Dataset entries:
>>>>>

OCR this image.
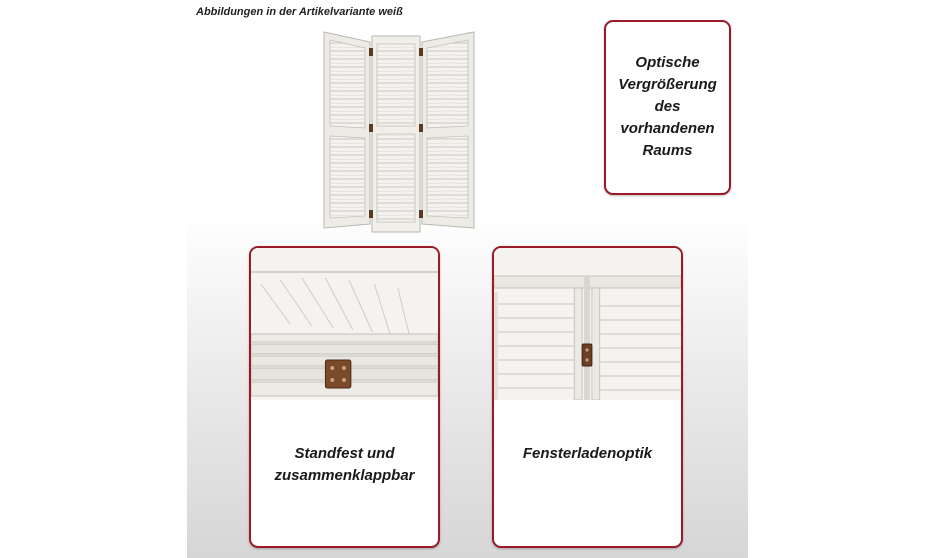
Abbildungen in der Artikelvariante weiß
Optische
Vergrößerung
des
vorhandenen
Raums
Standfest und
zusammenklappbar
Fensterladenoptik
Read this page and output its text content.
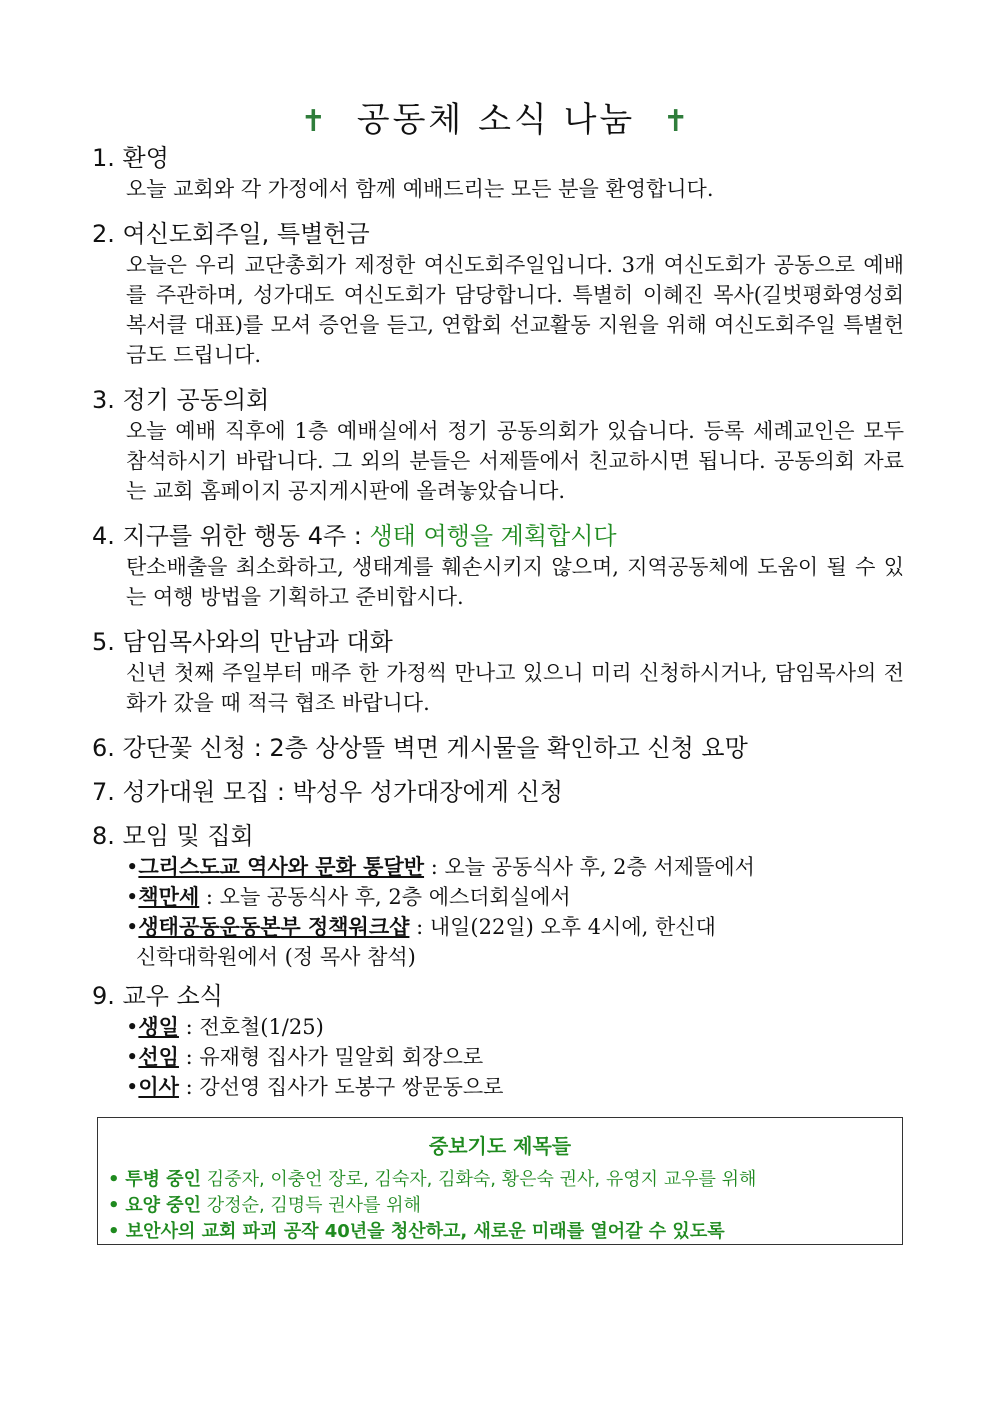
✝ 공동체 소식 나눔 ✝
1. 환영
오늘 교회와 각 가정에서 함께 예배드리는 모든 분을 환영합니다.
2. 여신도회주일, 특별헌금
오늘은 우리 교단총회가 제정한 여신도회주일입니다. 3개 여신도회가 공동으로 예배를 주관하며, 성가대도 여신도회가 담당합니다. 특별히 이혜진 목사(길벗평화영성회복서클 대표)를 모셔 증언을 듣고, 연합회 선교활동 지원을 위해 여신도회주일 특별헌금도 드립니다.
3. 정기 공동의회
오늘 예배 직후에 1층 예배실에서 정기 공동의회가 있습니다. 등록 세례교인은 모두 참석하시기 바랍니다. 그 외의 분들은 서제뜰에서 친교하시면 됩니다. 공동의회 자료는 교회 홈페이지 공지게시판에 올려놓았습니다.
4. 지구를 위한 행동 4주 : 생태 여행을 계획합시다
탄소배출을 최소화하고, 생태계를 훼손시키지 않으며, 지역공동체에 도움이 될 수 있는 여행 방법을 기획하고 준비합시다.
5. 담임목사와의 만남과 대화
신년 첫째 주일부터 매주 한 가정씩 만나고 있으니 미리 신청하시거나, 담임목사의 전화가 갔을 때 적극 협조 바랍니다.
6. 강단꽃 신청 : 2층 상상뜰 벽면 게시물을 확인하고 신청 요망
7. 성가대원 모집 : 박성우 성가대장에게 신청
8. 모임 및 집회
•그리스도교 역사와 문화 통달반 : 오늘 공동식사 후, 2층 서제뜰에서
•책만세 : 오늘 공동식사 후, 2층 에스더회실에서
•생태공동운동본부 정책워크샵 : 내일(22일) 오후 4시에, 한신대
신학대학원에서 (정 목사 참석)
9. 교우 소식
•생일 : 전호철(1/25)
•선임 : 유재형 집사가 밀알회 회장으로
•이사 : 강선영 집사가 도봉구 쌍문동으로
중보기도 제목들
• 투병 중인 김중자, 이충언 장로, 김숙자, 김화숙, 황은숙 권사, 유영지 교우를 위해
• 요양 중인 강정순, 김명득 권사를 위해
• 보안사의 교회 파괴 공작 40년을 청산하고, 새로운 미래를 열어갈 수 있도록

<<<<<

Requirements →
What is the number of lines in the records that contain the string "공동의회"? Give only that number.

Task result →
2